### EXERCISE INPUTS

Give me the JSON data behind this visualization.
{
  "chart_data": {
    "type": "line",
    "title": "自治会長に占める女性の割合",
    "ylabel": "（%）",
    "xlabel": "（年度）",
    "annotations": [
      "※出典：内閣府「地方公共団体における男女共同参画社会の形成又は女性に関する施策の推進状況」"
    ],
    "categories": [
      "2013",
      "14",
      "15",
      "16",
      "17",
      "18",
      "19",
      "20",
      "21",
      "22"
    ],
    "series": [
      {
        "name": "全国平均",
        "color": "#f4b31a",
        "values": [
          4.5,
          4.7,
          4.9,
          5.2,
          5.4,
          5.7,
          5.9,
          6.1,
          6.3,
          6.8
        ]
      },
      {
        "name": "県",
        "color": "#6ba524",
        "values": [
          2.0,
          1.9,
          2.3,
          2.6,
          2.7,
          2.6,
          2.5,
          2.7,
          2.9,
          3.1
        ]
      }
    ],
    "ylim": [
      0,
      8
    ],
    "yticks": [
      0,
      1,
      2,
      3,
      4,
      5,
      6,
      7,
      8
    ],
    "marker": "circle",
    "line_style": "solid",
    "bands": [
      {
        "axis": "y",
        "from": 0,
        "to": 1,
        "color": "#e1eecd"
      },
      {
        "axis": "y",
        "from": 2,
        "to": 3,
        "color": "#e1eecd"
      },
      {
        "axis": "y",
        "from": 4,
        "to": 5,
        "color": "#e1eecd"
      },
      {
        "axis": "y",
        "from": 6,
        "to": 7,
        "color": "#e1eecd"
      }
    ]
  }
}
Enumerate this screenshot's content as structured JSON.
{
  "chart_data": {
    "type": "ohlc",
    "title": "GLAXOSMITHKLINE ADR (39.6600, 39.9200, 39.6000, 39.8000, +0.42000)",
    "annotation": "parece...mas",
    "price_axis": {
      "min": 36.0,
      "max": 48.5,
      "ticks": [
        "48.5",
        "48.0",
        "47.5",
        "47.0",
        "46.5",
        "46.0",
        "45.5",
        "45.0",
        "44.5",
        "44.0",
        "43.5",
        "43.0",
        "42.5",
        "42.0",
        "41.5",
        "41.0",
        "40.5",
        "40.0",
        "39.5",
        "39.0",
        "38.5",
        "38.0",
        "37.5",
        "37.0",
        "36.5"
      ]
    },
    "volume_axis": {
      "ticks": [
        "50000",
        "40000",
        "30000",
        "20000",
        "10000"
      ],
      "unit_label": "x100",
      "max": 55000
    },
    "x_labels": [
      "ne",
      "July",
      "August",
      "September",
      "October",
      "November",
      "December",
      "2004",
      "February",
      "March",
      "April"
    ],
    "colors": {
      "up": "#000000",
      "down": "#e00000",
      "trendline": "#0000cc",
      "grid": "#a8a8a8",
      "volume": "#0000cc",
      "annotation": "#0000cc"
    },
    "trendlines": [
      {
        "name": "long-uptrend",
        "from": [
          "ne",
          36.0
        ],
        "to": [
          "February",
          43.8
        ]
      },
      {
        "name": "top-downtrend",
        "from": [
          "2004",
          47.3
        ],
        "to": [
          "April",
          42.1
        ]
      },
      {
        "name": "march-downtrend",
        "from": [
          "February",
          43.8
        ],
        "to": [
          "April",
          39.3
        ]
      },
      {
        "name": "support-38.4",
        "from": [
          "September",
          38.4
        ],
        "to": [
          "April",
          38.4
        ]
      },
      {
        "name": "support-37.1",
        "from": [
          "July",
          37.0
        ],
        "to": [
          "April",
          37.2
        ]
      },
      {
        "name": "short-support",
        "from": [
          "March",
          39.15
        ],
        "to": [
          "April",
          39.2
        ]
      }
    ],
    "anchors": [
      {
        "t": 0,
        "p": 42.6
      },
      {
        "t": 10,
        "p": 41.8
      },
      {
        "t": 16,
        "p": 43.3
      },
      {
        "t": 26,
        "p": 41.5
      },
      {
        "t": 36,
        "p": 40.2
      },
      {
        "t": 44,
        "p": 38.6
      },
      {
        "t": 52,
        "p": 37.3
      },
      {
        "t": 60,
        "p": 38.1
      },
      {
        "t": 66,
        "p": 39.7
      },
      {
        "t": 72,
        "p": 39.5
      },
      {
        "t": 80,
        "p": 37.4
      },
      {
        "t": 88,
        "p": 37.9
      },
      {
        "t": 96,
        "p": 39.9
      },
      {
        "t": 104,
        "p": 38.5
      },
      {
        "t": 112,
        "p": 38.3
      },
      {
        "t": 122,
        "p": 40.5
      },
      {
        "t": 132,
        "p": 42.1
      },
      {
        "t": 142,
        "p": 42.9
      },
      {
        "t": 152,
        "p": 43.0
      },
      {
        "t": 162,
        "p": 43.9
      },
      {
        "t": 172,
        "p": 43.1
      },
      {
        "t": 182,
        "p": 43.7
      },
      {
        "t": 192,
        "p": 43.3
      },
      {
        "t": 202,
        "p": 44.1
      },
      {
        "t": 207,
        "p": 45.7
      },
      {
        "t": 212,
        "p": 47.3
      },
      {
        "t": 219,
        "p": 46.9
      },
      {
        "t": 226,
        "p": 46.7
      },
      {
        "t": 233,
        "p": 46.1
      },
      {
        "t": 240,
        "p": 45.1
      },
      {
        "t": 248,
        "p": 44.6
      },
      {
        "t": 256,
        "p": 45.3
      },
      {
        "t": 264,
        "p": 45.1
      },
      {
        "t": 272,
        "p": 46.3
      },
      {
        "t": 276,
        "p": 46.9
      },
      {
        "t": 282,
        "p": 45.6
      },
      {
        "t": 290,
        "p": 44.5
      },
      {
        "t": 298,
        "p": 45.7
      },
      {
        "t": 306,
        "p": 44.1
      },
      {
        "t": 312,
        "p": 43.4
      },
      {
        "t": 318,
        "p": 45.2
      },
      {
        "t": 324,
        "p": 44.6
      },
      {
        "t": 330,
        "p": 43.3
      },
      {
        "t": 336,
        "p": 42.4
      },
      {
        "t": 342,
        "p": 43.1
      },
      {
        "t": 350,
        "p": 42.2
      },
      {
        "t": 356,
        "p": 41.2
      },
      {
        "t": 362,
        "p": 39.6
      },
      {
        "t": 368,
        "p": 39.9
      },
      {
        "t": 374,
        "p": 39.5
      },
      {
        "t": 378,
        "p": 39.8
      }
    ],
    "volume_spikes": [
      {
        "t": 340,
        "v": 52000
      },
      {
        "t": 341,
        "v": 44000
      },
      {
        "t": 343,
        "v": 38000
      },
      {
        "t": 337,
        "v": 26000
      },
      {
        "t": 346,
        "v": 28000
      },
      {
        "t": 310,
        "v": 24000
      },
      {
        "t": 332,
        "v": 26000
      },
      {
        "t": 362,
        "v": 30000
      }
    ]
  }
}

### PROBLEM DESCRIPTION
Copy each record from above without leaving any out.

### SOLUTION
Give me the JSON data behind this visualization.
{
  "chart_data": {
    "type": "line",
    "title": "自治会長に占める女性の割合",
    "ylabel": "（%）",
    "xlabel": "（年度）",
    "annotations": [
      "※出典：内閣府「地方公共団体における男女共同参画社会の形成又は女性に関する施策の推進状況」"
    ],
    "categories": [
      "2013",
      "14",
      "15",
      "16",
      "17",
      "18",
      "19",
      "20",
      "21",
      "22"
    ],
    "series": [
      {
        "name": "全国平均",
        "color": "#f4b31a",
        "values": [
          4.5,
          4.7,
          4.9,
          5.2,
          5.4,
          5.7,
          5.9,
          6.1,
          6.3,
          6.8
        ]
      },
      {
        "name": "県",
        "color": "#6ba524",
        "values": [
          2.0,
          1.9,
          2.3,
          2.6,
          2.7,
          2.6,
          2.5,
          2.7,
          2.9,
          3.1
        ]
      }
    ],
    "ylim": [
      0,
      8
    ],
    "yticks": [
      0,
      1,
      2,
      3,
      4,
      5,
      6,
      7,
      8
    ],
    "marker": "circle",
    "line_style": "solid",
    "bands": [
      {
        "axis": "y",
        "from": 0,
        "to": 1,
        "color": "#e1eecd"
      },
      {
        "axis": "y",
        "from": 2,
        "to": 3,
        "color": "#e1eecd"
      },
      {
        "axis": "y",
        "from": 4,
        "to": 5,
        "color": "#e1eecd"
      },
      {
        "axis": "y",
        "from": 6,
        "to": 7,
        "color": "#e1eecd"
      }
    ]
  }
}
Enumerate this screenshot's content as structured JSON.
{
  "chart_data": {
    "type": "ohlc",
    "title": "GLAXOSMITHKLINE ADR (39.6600, 39.9200, 39.6000, 39.8000, +0.42000)",
    "annotation": "parece...mas",
    "price_axis": {
      "min": 36.0,
      "max": 48.5,
      "ticks": [
        "48.5",
        "48.0",
        "47.5",
        "47.0",
        "46.5",
        "46.0",
        "45.5",
        "45.0",
        "44.5",
        "44.0",
        "43.5",
        "43.0",
        "42.5",
        "42.0",
        "41.5",
        "41.0",
        "40.5",
        "40.0",
        "39.5",
        "39.0",
        "38.5",
        "38.0",
        "37.5",
        "37.0",
        "36.5"
      ]
    },
    "volume_axis": {
      "ticks": [
        "50000",
        "40000",
        "30000",
        "20000",
        "10000"
      ],
      "unit_label": "x100",
      "max": 55000
    },
    "x_labels": [
      "ne",
      "July",
      "August",
      "September",
      "October",
      "November",
      "December",
      "2004",
      "February",
      "March",
      "April"
    ],
    "colors": {
      "up": "#000000",
      "down": "#e00000",
      "trendline": "#0000cc",
      "grid": "#a8a8a8",
      "volume": "#0000cc",
      "annotation": "#0000cc"
    },
    "trendlines": [
      {
        "name": "long-uptrend",
        "from": [
          "ne",
          36.0
        ],
        "to": [
          "February",
          43.8
        ]
      },
      {
        "name": "top-downtrend",
        "from": [
          "2004",
          47.3
        ],
        "to": [
          "April",
          42.1
        ]
      },
      {
        "name": "march-downtrend",
        "from": [
          "February",
          43.8
        ],
        "to": [
          "April",
          39.3
        ]
      },
      {
        "name": "support-38.4",
        "from": [
          "September",
          38.4
        ],
        "to": [
          "April",
          38.4
        ]
      },
      {
        "name": "support-37.1",
        "from": [
          "July",
          37.0
        ],
        "to": [
          "April",
          37.2
        ]
      },
      {
        "name": "short-support",
        "from": [
          "March",
          39.15
        ],
        "to": [
          "April",
          39.2
        ]
      }
    ],
    "anchors": [
      {
        "t": 0,
        "p": 42.6
      },
      {
        "t": 10,
        "p": 41.8
      },
      {
        "t": 16,
        "p": 43.3
      },
      {
        "t": 26,
        "p": 41.5
      },
      {
        "t": 36,
        "p": 40.2
      },
      {
        "t": 44,
        "p": 38.6
      },
      {
        "t": 52,
        "p": 37.3
      },
      {
        "t": 60,
        "p": 38.1
      },
      {
        "t": 66,
        "p": 39.7
      },
      {
        "t": 72,
        "p": 39.5
      },
      {
        "t": 80,
        "p": 37.4
      },
      {
        "t": 88,
        "p": 37.9
      },
      {
        "t": 96,
        "p": 39.9
      },
      {
        "t": 104,
        "p": 38.5
      },
      {
        "t": 112,
        "p": 38.3
      },
      {
        "t": 122,
        "p": 40.5
      },
      {
        "t": 132,
        "p": 42.1
      },
      {
        "t": 142,
        "p": 42.9
      },
      {
        "t": 152,
        "p": 43.0
      },
      {
        "t": 162,
        "p": 43.9
      },
      {
        "t": 172,
        "p": 43.1
      },
      {
        "t": 182,
        "p": 43.7
      },
      {
        "t": 192,
        "p": 43.3
      },
      {
        "t": 202,
        "p": 44.1
      },
      {
        "t": 207,
        "p": 45.7
      },
      {
        "t": 212,
        "p": 47.3
      },
      {
        "t": 219,
        "p": 46.9
      },
      {
        "t": 226,
        "p": 46.7
      },
      {
        "t": 233,
        "p": 46.1
      },
      {
        "t": 240,
        "p": 45.1
      },
      {
        "t": 248,
        "p": 44.6
      },
      {
        "t": 256,
        "p": 45.3
      },
      {
        "t": 264,
        "p": 45.1
      },
      {
        "t": 272,
        "p": 46.3
      },
      {
        "t": 276,
        "p": 46.9
      },
      {
        "t": 282,
        "p": 45.6
      },
      {
        "t": 290,
        "p": 44.5
      },
      {
        "t": 298,
        "p": 45.7
      },
      {
        "t": 306,
        "p": 44.1
      },
      {
        "t": 312,
        "p": 43.4
      },
      {
        "t": 318,
        "p": 45.2
      },
      {
        "t": 324,
        "p": 44.6
      },
      {
        "t": 330,
        "p": 43.3
      },
      {
        "t": 336,
        "p": 42.4
      },
      {
        "t": 342,
        "p": 43.1
      },
      {
        "t": 350,
        "p": 42.2
      },
      {
        "t": 356,
        "p": 41.2
      },
      {
        "t": 362,
        "p": 39.6
      },
      {
        "t": 368,
        "p": 39.9
      },
      {
        "t": 374,
        "p": 39.5
      },
      {
        "t": 378,
        "p": 39.8
      }
    ],
    "volume_spikes": [
      {
        "t": 340,
        "v": 52000
      },
      {
        "t": 341,
        "v": 44000
      },
      {
        "t": 343,
        "v": 38000
      },
      {
        "t": 337,
        "v": 26000
      },
      {
        "t": 346,
        "v": 28000
      },
      {
        "t": 310,
        "v": 24000
      },
      {
        "t": 332,
        "v": 26000
      },
      {
        "t": 362,
        "v": 30000
      }
    ]
  }
}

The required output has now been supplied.